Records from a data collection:

=-=-=

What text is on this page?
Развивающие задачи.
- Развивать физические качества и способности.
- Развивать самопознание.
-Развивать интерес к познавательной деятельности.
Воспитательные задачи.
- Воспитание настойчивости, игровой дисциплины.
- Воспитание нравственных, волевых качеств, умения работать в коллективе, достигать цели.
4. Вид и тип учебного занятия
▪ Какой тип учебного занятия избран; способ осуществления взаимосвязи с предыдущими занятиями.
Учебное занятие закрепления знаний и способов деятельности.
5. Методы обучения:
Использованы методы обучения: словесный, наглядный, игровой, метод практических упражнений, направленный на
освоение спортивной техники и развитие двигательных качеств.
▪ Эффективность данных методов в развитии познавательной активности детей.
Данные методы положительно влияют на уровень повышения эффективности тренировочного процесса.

=-=-=

■ WHAT THIS TASK INVOLVES
Can you restate every record above word for word?

■ TASK OUTPUT
What text is on this page?
Развивающие задачи.
- Развивать физические качества и способности.
- Развивать самопознание.
-Развивать интерес к познавательной деятельности.
Воспитательные задачи.
- Воспитание настойчивости, игровой дисциплины.
- Воспитание нравственных, волевых качеств, умения работать в коллективе, достигать цели.
4. Вид и тип учебного занятия
▪ Какой тип учебного занятия избран; способ осуществления взаимосвязи с предыдущими занятиями.
Учебное занятие закрепления знаний и способов деятельности.
5. Методы обучения:
Использованы методы обучения: словесный, наглядный, игровой, метод практических упражнений, направленный на
освоение спортивной техники и развитие двигательных качеств.
▪ Эффективность данных методов в развитии познавательной активности детей.
Данные методы положительно влияют на уровень повышения эффективности тренировочного процесса.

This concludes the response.